Reproduce every line of the items below verbatim, with no changes.
## Begin
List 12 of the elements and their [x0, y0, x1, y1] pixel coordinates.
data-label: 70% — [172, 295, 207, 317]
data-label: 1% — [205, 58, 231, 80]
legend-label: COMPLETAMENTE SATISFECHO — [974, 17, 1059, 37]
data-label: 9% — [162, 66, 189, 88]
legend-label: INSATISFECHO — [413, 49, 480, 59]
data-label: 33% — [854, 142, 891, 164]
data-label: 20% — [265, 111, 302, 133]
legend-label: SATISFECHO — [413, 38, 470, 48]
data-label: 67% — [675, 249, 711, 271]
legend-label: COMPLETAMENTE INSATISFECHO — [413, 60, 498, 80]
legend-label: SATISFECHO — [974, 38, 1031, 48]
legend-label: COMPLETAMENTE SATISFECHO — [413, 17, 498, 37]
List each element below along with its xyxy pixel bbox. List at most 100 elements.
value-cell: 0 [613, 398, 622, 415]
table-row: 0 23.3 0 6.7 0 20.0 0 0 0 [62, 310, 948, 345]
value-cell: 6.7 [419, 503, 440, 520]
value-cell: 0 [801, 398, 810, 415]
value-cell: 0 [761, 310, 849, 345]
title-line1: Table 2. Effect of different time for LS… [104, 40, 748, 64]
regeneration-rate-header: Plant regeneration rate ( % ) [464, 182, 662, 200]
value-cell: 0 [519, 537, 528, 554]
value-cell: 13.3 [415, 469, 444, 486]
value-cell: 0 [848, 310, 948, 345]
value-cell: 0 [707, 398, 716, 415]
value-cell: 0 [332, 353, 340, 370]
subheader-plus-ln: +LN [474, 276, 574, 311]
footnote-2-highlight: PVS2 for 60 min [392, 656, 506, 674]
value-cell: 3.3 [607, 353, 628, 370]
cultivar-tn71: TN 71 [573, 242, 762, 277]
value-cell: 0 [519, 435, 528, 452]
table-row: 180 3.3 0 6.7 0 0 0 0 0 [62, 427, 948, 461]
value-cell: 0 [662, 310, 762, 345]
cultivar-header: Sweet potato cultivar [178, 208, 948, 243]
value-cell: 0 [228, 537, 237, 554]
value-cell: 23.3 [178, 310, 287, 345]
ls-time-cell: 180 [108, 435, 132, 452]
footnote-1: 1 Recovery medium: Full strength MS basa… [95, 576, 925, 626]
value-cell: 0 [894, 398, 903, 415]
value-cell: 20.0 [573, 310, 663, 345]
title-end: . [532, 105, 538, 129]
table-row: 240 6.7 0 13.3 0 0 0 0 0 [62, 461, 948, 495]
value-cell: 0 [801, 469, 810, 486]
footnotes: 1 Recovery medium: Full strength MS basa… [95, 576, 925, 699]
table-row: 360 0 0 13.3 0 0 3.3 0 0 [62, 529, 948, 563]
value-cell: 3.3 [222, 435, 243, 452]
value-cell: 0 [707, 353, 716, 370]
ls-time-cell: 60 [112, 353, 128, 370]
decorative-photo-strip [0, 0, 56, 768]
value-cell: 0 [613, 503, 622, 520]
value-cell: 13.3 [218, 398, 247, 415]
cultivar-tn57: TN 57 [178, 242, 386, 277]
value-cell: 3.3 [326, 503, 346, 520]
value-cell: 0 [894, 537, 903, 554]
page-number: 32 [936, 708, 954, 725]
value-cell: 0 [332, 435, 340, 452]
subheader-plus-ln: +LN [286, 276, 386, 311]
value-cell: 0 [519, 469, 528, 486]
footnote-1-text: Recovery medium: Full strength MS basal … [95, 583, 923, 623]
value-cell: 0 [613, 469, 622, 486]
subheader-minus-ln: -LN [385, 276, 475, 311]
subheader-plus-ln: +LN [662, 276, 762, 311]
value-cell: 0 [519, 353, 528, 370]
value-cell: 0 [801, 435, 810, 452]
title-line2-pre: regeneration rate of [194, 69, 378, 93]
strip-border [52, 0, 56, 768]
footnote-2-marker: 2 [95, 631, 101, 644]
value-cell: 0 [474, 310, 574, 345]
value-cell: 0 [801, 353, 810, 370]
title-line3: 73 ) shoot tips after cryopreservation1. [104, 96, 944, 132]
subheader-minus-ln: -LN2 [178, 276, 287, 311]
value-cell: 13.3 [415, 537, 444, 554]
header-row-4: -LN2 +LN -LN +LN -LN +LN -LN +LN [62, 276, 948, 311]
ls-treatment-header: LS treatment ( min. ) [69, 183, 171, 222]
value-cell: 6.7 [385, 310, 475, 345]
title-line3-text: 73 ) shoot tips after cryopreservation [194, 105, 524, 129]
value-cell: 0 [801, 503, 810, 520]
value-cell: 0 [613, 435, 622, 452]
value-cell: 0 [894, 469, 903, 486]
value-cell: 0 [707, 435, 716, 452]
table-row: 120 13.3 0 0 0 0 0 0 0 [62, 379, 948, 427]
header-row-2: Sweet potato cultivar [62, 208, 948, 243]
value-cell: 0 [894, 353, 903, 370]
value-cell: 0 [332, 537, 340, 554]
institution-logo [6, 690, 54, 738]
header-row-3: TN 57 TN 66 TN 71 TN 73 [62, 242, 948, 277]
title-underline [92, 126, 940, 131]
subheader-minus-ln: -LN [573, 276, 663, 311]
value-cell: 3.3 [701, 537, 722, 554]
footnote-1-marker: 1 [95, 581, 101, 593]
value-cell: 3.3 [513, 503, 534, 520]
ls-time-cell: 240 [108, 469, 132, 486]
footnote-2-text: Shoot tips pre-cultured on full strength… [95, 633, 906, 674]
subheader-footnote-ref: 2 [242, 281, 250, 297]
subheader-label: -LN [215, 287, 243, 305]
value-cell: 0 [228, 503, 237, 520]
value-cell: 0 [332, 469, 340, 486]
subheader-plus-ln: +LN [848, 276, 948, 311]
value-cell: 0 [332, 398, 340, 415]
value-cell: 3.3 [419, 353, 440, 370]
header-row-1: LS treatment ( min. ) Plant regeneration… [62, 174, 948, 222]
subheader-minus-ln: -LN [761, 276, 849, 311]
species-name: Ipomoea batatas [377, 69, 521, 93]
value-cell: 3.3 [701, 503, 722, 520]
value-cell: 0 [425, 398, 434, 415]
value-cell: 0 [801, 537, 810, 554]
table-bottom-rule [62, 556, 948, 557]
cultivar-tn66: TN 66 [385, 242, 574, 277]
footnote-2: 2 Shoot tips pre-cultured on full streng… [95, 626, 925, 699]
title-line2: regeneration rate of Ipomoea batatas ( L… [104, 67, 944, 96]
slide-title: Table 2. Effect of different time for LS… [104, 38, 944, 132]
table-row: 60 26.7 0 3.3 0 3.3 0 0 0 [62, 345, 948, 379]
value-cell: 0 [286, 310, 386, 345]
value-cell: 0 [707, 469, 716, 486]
## End
* ANSWER IN FULL:
List 12 of the elements and their [x0, y0, x1, y1] pixel coordinates.
data-label: 70% — [172, 295, 207, 317]
data-label: 1% — [205, 58, 231, 80]
legend-label: COMPLETAMENTE SATISFECHO — [974, 17, 1059, 37]
data-label: 9% — [162, 66, 189, 88]
legend-label: INSATISFECHO — [413, 49, 480, 59]
data-label: 33% — [854, 142, 891, 164]
data-label: 20% — [265, 111, 302, 133]
legend-label: SATISFECHO — [413, 38, 470, 48]
data-label: 67% — [675, 249, 711, 271]
legend-label: COMPLETAMENTE INSATISFECHO — [413, 60, 498, 80]
legend-label: SATISFECHO — [974, 38, 1031, 48]
legend-label: COMPLETAMENTE SATISFECHO — [413, 17, 498, 37]
List each element below along with its xyxy pixel bbox. List at most 100 elements.
value-cell: 0 [613, 398, 622, 415]
table-row: 0 23.3 0 6.7 0 20.0 0 0 0 [62, 310, 948, 345]
value-cell: 6.7 [419, 503, 440, 520]
value-cell: 0 [801, 398, 810, 415]
value-cell: 0 [761, 310, 849, 345]
title-line1: Table 2. Effect of different time for LS… [104, 40, 748, 64]
regeneration-rate-header: Plant regeneration rate ( % ) [464, 182, 662, 200]
value-cell: 0 [519, 537, 528, 554]
value-cell: 13.3 [415, 469, 444, 486]
value-cell: 0 [848, 310, 948, 345]
value-cell: 0 [707, 398, 716, 415]
value-cell: 0 [332, 353, 340, 370]
subheader-plus-ln: +LN [474, 276, 574, 311]
footnote-2-highlight: PVS2 for 60 min [392, 656, 506, 674]
value-cell: 3.3 [607, 353, 628, 370]
cultivar-tn71: TN 71 [573, 242, 762, 277]
value-cell: 0 [519, 435, 528, 452]
table-row: 180 3.3 0 6.7 0 0 0 0 0 [62, 427, 948, 461]
value-cell: 0 [662, 310, 762, 345]
cultivar-header: Sweet potato cultivar [178, 208, 948, 243]
value-cell: 0 [228, 537, 237, 554]
value-cell: 23.3 [178, 310, 287, 345]
ls-time-cell: 180 [108, 435, 132, 452]
footnote-1: 1 Recovery medium: Full strength MS basa… [95, 576, 925, 626]
value-cell: 0 [894, 398, 903, 415]
value-cell: 20.0 [573, 310, 663, 345]
title-end: . [532, 105, 538, 129]
table-row: 240 6.7 0 13.3 0 0 0 0 0 [62, 461, 948, 495]
value-cell: 0 [801, 469, 810, 486]
footnotes: 1 Recovery medium: Full strength MS basa… [95, 576, 925, 699]
table-row: 360 0 0 13.3 0 0 3.3 0 0 [62, 529, 948, 563]
value-cell: 3.3 [222, 435, 243, 452]
value-cell: 0 [707, 353, 716, 370]
ls-time-cell: 60 [112, 353, 128, 370]
decorative-photo-strip [0, 0, 56, 768]
value-cell: 0 [613, 503, 622, 520]
value-cell: 13.3 [218, 398, 247, 415]
cultivar-tn57: TN 57 [178, 242, 386, 277]
value-cell: 3.3 [326, 503, 346, 520]
value-cell: 0 [894, 537, 903, 554]
page-number: 32 [936, 708, 954, 725]
value-cell: 0 [332, 435, 340, 452]
subheader-plus-ln: +LN [286, 276, 386, 311]
value-cell: 0 [519, 469, 528, 486]
footnote-1-text: Recovery medium: Full strength MS basal … [95, 583, 923, 623]
value-cell: 0 [613, 469, 622, 486]
subheader-minus-ln: -LN [385, 276, 475, 311]
subheader-plus-ln: +LN [662, 276, 762, 311]
value-cell: 0 [519, 353, 528, 370]
value-cell: 0 [801, 435, 810, 452]
title-line2-pre: regeneration rate of [194, 69, 378, 93]
strip-border [52, 0, 56, 768]
footnote-2-marker: 2 [95, 631, 101, 644]
value-cell: 0 [474, 310, 574, 345]
value-cell: 0 [801, 353, 810, 370]
title-line3: 73 ) shoot tips after cryopreservation1. [104, 96, 944, 132]
subheader-minus-ln: -LN2 [178, 276, 287, 311]
value-cell: 13.3 [415, 537, 444, 554]
header-row-4: -LN2 +LN -LN +LN -LN +LN -LN +LN [62, 276, 948, 311]
ls-treatment-header: LS treatment ( min. ) [69, 183, 171, 222]
value-cell: 6.7 [385, 310, 475, 345]
title-line3-text: 73 ) shoot tips after cryopreservation [194, 105, 524, 129]
value-cell: 0 [801, 503, 810, 520]
value-cell: 0 [613, 435, 622, 452]
value-cell: 0 [894, 469, 903, 486]
value-cell: 0 [707, 435, 716, 452]
table-row: 120 13.3 0 0 0 0 0 0 0 [62, 379, 948, 427]
header-row-2: Sweet potato cultivar [62, 208, 948, 243]
value-cell: 0 [894, 353, 903, 370]
value-cell: 0 [332, 537, 340, 554]
institution-logo [6, 690, 54, 738]
header-row-3: TN 57 TN 66 TN 71 TN 73 [62, 242, 948, 277]
title-underline [92, 126, 940, 131]
subheader-minus-ln: -LN [573, 276, 663, 311]
value-cell: 3.3 [701, 537, 722, 554]
footnote-1-marker: 1 [95, 581, 101, 593]
value-cell: 3.3 [513, 503, 534, 520]
ls-time-cell: 240 [108, 469, 132, 486]
footnote-2-text: Shoot tips pre-cultured on full strength… [95, 633, 906, 674]
subheader-footnote-ref: 2 [242, 281, 250, 297]
subheader-label: -LN [215, 287, 243, 305]
value-cell: 0 [228, 503, 237, 520]
value-cell: 0 [332, 469, 340, 486]
subheader-plus-ln: +LN [848, 276, 948, 311]
value-cell: 0 [332, 398, 340, 415]
value-cell: 3.3 [419, 353, 440, 370]
header-row-1: LS treatment ( min. ) Plant regeneration… [62, 174, 948, 222]
subheader-minus-ln: -LN [761, 276, 849, 311]
species-name: Ipomoea batatas [377, 69, 521, 93]
value-cell: 3.3 [701, 503, 722, 520]
value-cell: 0 [425, 398, 434, 415]
value-cell: 0 [801, 537, 810, 554]
table-bottom-rule [62, 556, 948, 557]
cultivar-tn66: TN 66 [385, 242, 574, 277]
footnote-2: 2 Shoot tips pre-cultured on full streng… [95, 626, 925, 699]
title-line2: regeneration rate of Ipomoea batatas ( L… [104, 67, 944, 96]
slide-title: Table 2. Effect of different time for LS… [104, 38, 944, 132]
table-row: 60 26.7 0 3.3 0 3.3 0 0 0 [62, 345, 948, 379]
value-cell: 0 [286, 310, 386, 345]
value-cell: 0 [707, 469, 716, 486]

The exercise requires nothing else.